▶ [RECORDED DATA]
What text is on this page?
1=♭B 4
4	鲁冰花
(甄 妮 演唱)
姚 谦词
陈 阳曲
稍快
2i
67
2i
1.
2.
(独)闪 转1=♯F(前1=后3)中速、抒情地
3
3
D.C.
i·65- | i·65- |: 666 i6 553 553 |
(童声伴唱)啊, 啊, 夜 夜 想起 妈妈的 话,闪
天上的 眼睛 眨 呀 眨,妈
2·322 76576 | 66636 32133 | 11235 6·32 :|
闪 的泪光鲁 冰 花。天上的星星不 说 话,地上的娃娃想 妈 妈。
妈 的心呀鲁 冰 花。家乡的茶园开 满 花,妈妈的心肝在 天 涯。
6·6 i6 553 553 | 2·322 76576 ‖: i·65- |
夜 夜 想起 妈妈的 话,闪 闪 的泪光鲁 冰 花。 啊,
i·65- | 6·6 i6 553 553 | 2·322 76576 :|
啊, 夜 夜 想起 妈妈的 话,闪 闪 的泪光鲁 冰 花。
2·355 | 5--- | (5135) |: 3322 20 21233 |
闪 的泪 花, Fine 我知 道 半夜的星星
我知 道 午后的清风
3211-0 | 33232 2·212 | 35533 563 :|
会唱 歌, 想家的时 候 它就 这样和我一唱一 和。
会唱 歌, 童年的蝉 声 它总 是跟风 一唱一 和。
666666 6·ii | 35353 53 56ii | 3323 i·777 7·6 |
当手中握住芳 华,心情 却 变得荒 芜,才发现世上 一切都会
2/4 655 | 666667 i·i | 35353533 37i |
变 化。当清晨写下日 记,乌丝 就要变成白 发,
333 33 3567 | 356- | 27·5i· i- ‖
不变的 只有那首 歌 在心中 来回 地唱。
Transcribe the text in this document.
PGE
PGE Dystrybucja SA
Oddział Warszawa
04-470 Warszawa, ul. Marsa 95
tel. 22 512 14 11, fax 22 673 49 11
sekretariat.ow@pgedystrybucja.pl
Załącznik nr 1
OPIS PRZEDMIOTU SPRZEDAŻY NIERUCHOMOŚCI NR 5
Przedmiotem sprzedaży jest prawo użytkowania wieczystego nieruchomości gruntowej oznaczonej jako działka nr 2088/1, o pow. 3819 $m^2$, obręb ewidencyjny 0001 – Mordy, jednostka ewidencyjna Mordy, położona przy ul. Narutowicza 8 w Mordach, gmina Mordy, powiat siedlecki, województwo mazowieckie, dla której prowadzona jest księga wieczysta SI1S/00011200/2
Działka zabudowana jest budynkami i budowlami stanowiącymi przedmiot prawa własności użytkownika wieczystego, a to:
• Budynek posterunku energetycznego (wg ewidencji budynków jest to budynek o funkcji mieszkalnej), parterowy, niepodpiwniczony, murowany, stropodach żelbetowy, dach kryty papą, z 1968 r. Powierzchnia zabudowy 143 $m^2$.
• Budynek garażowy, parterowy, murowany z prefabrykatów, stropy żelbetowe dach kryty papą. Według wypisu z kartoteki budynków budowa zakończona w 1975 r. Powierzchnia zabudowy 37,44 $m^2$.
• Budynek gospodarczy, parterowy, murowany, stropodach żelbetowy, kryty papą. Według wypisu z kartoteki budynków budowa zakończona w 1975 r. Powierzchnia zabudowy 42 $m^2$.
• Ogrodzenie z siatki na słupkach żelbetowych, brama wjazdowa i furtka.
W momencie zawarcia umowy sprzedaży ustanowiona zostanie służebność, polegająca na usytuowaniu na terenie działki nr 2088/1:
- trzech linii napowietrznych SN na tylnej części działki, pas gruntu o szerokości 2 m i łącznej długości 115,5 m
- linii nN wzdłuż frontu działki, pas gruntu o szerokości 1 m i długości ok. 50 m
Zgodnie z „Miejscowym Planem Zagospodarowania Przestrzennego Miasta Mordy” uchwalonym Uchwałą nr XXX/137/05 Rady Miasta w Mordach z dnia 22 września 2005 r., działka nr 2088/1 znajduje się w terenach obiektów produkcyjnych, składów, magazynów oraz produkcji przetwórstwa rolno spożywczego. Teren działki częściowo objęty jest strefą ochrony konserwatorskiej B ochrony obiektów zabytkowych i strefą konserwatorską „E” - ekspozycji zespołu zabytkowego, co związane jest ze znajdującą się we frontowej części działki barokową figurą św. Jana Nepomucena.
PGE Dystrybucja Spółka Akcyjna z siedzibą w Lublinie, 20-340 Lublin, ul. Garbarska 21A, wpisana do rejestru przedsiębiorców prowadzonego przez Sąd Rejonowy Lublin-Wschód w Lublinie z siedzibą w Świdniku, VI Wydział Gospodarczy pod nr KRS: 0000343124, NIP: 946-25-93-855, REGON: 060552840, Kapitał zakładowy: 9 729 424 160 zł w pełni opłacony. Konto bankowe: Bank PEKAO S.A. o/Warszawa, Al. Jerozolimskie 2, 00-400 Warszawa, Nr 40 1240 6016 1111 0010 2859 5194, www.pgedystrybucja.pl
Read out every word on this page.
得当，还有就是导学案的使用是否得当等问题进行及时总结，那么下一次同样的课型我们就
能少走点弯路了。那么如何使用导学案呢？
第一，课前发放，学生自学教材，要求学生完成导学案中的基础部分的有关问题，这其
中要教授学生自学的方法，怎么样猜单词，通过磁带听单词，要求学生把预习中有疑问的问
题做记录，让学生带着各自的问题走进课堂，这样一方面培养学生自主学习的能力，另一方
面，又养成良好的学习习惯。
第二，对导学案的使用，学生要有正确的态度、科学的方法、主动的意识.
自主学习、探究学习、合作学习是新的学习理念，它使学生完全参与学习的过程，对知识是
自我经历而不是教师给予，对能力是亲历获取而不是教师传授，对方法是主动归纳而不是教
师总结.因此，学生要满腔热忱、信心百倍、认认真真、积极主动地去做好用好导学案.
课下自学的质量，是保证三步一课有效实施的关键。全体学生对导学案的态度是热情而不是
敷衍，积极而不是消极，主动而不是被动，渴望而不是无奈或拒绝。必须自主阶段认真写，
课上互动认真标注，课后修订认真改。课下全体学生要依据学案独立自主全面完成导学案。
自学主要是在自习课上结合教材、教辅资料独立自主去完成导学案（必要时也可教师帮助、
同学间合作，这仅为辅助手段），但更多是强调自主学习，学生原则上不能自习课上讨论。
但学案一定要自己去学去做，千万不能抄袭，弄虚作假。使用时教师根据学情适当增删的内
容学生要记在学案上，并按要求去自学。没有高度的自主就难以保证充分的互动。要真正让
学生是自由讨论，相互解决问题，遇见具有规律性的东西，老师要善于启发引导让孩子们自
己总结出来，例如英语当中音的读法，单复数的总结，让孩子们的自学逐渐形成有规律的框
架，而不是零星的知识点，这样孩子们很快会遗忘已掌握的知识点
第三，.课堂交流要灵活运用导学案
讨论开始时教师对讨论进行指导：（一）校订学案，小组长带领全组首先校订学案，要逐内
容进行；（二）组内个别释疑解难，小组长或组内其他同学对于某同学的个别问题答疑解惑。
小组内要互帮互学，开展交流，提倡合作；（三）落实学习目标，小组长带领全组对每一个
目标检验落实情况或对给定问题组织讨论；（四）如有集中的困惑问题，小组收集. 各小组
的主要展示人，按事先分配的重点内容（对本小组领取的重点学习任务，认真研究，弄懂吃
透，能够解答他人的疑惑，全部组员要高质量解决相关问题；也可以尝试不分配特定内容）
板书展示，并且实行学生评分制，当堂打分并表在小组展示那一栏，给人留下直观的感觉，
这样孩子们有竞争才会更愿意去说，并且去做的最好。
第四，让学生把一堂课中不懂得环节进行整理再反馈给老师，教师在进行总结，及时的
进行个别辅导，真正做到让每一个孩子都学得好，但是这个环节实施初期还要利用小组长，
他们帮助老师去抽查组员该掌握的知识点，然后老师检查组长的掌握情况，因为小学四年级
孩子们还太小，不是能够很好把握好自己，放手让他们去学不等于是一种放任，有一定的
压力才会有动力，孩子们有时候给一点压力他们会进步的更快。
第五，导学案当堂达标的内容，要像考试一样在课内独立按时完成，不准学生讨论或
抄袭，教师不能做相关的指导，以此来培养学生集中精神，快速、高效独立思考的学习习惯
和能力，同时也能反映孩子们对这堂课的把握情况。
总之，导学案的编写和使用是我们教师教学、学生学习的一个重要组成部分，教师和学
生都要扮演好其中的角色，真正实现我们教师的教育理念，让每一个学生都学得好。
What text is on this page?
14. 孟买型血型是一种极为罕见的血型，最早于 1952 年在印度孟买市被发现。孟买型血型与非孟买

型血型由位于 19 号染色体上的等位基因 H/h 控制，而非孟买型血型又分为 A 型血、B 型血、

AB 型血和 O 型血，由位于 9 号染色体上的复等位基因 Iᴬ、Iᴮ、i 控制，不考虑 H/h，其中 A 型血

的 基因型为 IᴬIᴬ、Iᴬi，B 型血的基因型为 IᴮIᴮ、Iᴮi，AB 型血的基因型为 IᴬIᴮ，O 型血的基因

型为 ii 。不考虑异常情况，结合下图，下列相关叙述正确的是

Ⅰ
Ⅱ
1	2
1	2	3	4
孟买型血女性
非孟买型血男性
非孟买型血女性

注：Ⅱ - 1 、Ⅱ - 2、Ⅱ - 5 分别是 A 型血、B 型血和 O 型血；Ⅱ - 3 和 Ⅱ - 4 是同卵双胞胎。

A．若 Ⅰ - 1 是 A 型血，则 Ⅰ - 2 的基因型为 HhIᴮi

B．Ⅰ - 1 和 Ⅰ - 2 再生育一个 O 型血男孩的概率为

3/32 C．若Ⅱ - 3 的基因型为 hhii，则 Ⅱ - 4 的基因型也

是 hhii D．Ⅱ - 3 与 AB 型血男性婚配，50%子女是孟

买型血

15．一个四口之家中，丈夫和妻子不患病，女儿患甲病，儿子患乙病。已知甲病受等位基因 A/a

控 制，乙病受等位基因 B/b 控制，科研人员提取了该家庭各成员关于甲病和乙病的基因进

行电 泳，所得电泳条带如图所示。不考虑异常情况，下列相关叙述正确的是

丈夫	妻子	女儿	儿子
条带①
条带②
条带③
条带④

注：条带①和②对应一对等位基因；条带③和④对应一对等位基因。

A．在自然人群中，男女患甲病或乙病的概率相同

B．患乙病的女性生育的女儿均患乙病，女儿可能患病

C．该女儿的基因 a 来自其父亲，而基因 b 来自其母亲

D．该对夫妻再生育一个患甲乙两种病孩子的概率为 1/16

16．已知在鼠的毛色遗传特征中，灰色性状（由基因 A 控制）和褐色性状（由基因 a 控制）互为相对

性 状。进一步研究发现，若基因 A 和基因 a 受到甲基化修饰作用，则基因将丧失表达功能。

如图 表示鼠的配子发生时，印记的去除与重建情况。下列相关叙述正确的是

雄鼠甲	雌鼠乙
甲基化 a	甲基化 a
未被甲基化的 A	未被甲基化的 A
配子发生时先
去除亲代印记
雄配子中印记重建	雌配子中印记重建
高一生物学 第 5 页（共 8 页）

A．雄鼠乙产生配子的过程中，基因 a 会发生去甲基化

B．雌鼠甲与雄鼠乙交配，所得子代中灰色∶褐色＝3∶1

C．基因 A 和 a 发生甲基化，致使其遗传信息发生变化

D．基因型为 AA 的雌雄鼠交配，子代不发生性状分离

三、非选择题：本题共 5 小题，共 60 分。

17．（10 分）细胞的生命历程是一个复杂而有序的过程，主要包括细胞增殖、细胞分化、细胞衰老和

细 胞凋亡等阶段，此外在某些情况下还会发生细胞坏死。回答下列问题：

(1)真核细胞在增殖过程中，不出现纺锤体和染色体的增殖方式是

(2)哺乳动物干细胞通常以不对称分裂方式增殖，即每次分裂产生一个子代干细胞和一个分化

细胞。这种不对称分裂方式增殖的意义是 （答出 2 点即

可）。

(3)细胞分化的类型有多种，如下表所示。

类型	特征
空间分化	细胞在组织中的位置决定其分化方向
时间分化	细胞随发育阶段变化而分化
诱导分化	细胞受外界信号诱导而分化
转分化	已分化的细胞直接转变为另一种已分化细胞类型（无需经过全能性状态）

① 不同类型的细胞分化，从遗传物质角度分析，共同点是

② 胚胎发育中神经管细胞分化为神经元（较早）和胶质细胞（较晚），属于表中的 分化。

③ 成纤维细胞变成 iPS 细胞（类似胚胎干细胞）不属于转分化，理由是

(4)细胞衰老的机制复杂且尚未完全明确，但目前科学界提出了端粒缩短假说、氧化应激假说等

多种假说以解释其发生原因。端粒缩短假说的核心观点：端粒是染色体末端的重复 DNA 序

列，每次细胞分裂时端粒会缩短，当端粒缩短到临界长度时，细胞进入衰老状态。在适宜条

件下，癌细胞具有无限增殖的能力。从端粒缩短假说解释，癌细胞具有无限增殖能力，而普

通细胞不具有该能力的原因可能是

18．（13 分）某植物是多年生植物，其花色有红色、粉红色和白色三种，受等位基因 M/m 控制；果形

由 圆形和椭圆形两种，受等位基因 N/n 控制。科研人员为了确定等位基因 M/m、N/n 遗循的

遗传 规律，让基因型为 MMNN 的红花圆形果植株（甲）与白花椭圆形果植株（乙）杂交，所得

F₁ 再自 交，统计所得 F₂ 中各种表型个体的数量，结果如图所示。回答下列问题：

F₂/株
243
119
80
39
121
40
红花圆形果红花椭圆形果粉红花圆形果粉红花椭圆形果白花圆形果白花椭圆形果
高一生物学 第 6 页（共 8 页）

▶ [GIVEN EXERCISE]
Read through the lines above and collect those that contain the string "Według".

▶ [EXERCISE OUTPUT]
• Budynek garażowy, parterowy, murowany z prefabrykatów, stropy żelbetowe dach kryty papą. Według wypisu z kartoteki budynków budowa zakończona w 1975 r. Powierzchnia zabudowy 37,44 $m^2$.
• Budynek gospodarczy, parterowy, murowany, stropodach żelbetowy, kryty papą. Według wypisu z kartoteki budynków budowa zakończona w 1975 r. Powierzchnia zabudowy 42 $m^2$.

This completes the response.